**EXERCISE:**
Show every line in the entries below where the word "name" appears.

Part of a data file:
◇ ◇ ◇

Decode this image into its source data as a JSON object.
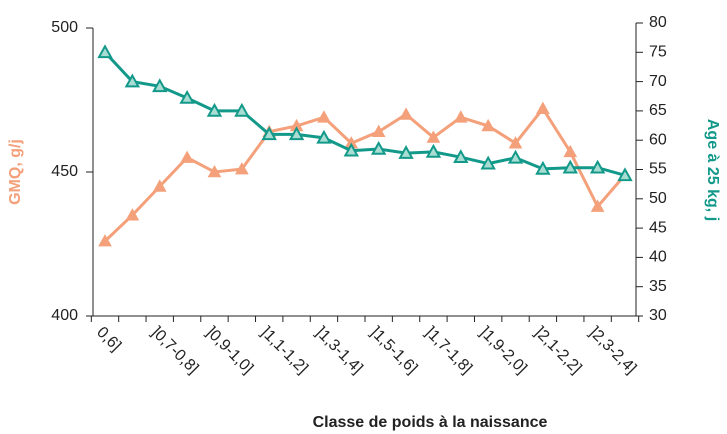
{
  "chart_data": {
    "type": "line",
    "x_label": "Classe de poids à la naissance",
    "y_label": "GMQ, g/j",
    "y2_label": "Age à 25 kg, j",
    "categories": [
      "0,6]",
      null,
      "]0,7-0,8]",
      null,
      "]0,9-1,0]",
      null,
      "]1,1-1,2]",
      null,
      "]1,3-1,4]",
      null,
      "]1,5-1,6]",
      null,
      "]1,7-1,8]",
      null,
      "]1,9-2,0]",
      null,
      "]2,1-2,2]",
      null,
      "]2,3-2,4]",
      null
    ],
    "series": [
      {
        "name": "GMQ",
        "color": "#f4a07a",
        "values": [
          426,
          435,
          445,
          455,
          450,
          451,
          464,
          466,
          469,
          460,
          464,
          470,
          462,
          469,
          466,
          460,
          472,
          457,
          438,
          449
        ]
      },
      {
        "name": "Age à 25 kg",
        "color": "#13998a",
        "axis": "y2",
        "values": [
          75,
          70,
          69.2,
          67.2,
          65,
          65,
          61,
          61,
          60.4,
          58.2,
          58.5,
          57.8,
          58,
          57.1,
          56,
          57,
          55.1,
          55.3,
          55.3,
          54
        ]
      }
    ],
    "ylim": [
      400,
      500
    ],
    "yticks": [
      400,
      450,
      500
    ],
    "y2lim": [
      30,
      80
    ],
    "y2ticks": [
      30,
      35,
      40,
      45,
      50,
      55,
      60,
      65,
      70,
      75,
      80
    ]
  }
}
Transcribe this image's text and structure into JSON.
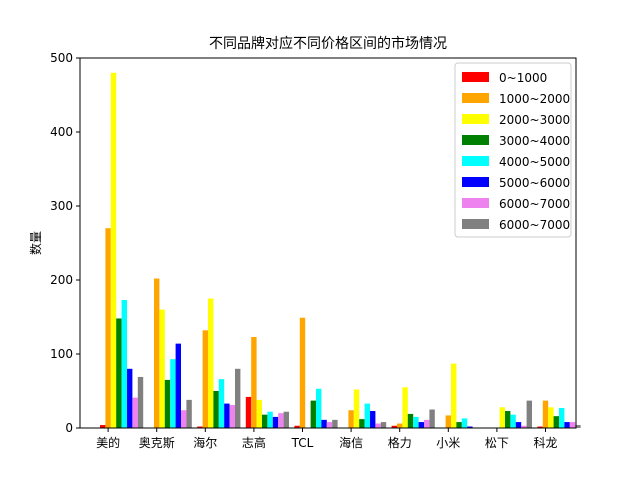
{
  "chart_data": {
    "type": "bar",
    "title": "不同品牌对应不同价格区间的市场情况",
    "xlabel": "",
    "ylabel": "数量",
    "ylim": [
      0,
      500
    ],
    "yticks": [
      0,
      100,
      200,
      300,
      400,
      500
    ],
    "grid": false,
    "legend_position": "top-right",
    "categories": [
      "美的",
      "奥克斯",
      "海尔",
      "志高",
      "TCL",
      "海信",
      "格力",
      "小米",
      "松下",
      "科龙"
    ],
    "series": [
      {
        "name": "0~1000",
        "color": "#ff0000",
        "values": [
          4,
          0,
          2,
          42,
          3,
          0,
          3,
          0,
          0,
          2
        ]
      },
      {
        "name": "1000~2000",
        "color": "#ffa500",
        "values": [
          270,
          202,
          132,
          123,
          149,
          24,
          6,
          17,
          0,
          37
        ]
      },
      {
        "name": "2000~3000",
        "color": "#ffff00",
        "values": [
          480,
          160,
          175,
          38,
          0,
          52,
          55,
          87,
          28,
          28
        ]
      },
      {
        "name": "3000~4000",
        "color": "#008000",
        "values": [
          148,
          65,
          50,
          18,
          37,
          12,
          19,
          8,
          23,
          16
        ]
      },
      {
        "name": "4000~5000",
        "color": "#00ffff",
        "values": [
          173,
          93,
          66,
          22,
          53,
          33,
          15,
          13,
          18,
          27
        ]
      },
      {
        "name": "5000~6000",
        "color": "#0000ff",
        "values": [
          80,
          114,
          33,
          15,
          11,
          23,
          8,
          2,
          8,
          8
        ]
      },
      {
        "name": "6000~7000",
        "color": "#ee82ee",
        "values": [
          41,
          24,
          31,
          20,
          8,
          6,
          11,
          0,
          3,
          8
        ]
      },
      {
        "name": "6000~7000",
        "color": "#808080",
        "values": [
          69,
          38,
          80,
          22,
          11,
          8,
          25,
          0,
          37,
          4
        ]
      }
    ]
  }
}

◇ ◇ ◇

**SOLUTION TO THIS EXERCISE:**
        "name": "GMQ",
        "name": "Age à 25 kg",
        "name": "0~1000",
        "name": "1000~2000",
        "name": "2000~3000",
        "name": "3000~4000",
        "name": "4000~5000",
        "name": "5000~6000",
        "name": "6000~7000",
        "name": "6000~7000",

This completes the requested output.